▶ [What you should do]
Every record must be repeated exactly; omit any pictures they contain.

______________________________

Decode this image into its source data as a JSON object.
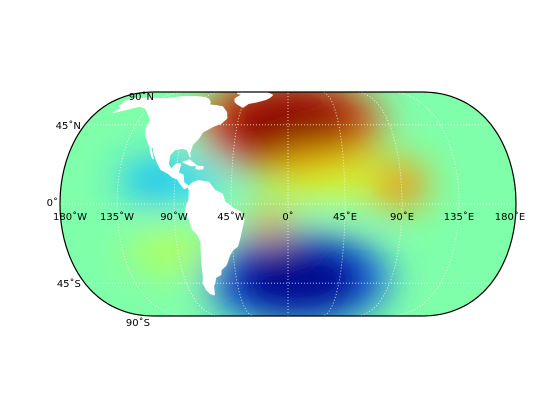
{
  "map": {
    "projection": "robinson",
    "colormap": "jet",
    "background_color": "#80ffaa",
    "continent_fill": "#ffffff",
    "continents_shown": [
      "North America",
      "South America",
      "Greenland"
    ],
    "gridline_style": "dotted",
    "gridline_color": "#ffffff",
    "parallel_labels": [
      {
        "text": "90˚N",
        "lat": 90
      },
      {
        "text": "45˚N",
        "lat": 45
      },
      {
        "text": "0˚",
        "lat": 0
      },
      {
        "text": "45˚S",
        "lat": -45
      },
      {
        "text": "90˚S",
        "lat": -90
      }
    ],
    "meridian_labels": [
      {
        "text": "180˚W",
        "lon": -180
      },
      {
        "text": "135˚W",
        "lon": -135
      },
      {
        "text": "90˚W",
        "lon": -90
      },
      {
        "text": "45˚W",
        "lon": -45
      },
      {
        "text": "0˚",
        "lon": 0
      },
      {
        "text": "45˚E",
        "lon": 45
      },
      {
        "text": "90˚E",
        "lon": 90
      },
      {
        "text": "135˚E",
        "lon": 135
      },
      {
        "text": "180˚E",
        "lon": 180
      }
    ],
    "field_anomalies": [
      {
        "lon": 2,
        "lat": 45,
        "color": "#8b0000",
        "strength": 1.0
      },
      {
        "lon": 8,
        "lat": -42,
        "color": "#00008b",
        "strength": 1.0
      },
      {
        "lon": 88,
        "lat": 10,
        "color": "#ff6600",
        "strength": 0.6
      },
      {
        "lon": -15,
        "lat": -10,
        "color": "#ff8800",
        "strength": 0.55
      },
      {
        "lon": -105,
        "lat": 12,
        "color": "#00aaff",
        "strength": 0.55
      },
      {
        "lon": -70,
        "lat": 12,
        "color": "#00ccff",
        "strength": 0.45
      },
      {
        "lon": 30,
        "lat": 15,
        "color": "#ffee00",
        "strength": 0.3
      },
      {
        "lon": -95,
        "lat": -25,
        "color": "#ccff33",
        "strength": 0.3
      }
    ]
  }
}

______________________________

▶ [Reply]
Decode this image into its source data as a JSON object.
{
  "map": {
    "projection": "robinson",
    "colormap": "jet",
    "background_color": "#80ffaa",
    "continent_fill": "#ffffff",
    "continents_shown": [
      "North America",
      "South America",
      "Greenland"
    ],
    "gridline_style": "dotted",
    "gridline_color": "#ffffff",
    "parallel_labels": [
      {
        "text": "90˚N",
        "lat": 90
      },
      {
        "text": "45˚N",
        "lat": 45
      },
      {
        "text": "0˚",
        "lat": 0
      },
      {
        "text": "45˚S",
        "lat": -45
      },
      {
        "text": "90˚S",
        "lat": -90
      }
    ],
    "meridian_labels": [
      {
        "text": "180˚W",
        "lon": -180
      },
      {
        "text": "135˚W",
        "lon": -135
      },
      {
        "text": "90˚W",
        "lon": -90
      },
      {
        "text": "45˚W",
        "lon": -45
      },
      {
        "text": "0˚",
        "lon": 0
      },
      {
        "text": "45˚E",
        "lon": 45
      },
      {
        "text": "90˚E",
        "lon": 90
      },
      {
        "text": "135˚E",
        "lon": 135
      },
      {
        "text": "180˚E",
        "lon": 180
      }
    ],
    "field_anomalies": [
      {
        "lon": 2,
        "lat": 45,
        "color": "#8b0000",
        "strength": 1.0
      },
      {
        "lon": 8,
        "lat": -42,
        "color": "#00008b",
        "strength": 1.0
      },
      {
        "lon": 88,
        "lat": 10,
        "color": "#ff6600",
        "strength": 0.6
      },
      {
        "lon": -15,
        "lat": -10,
        "color": "#ff8800",
        "strength": 0.55
      },
      {
        "lon": -105,
        "lat": 12,
        "color": "#00aaff",
        "strength": 0.55
      },
      {
        "lon": -70,
        "lat": 12,
        "color": "#00ccff",
        "strength": 0.45
      },
      {
        "lon": 30,
        "lat": 15,
        "color": "#ffee00",
        "strength": 0.3
      },
      {
        "lon": -95,
        "lat": -25,
        "color": "#ccff33",
        "strength": 0.3
      }
    ]
  }
}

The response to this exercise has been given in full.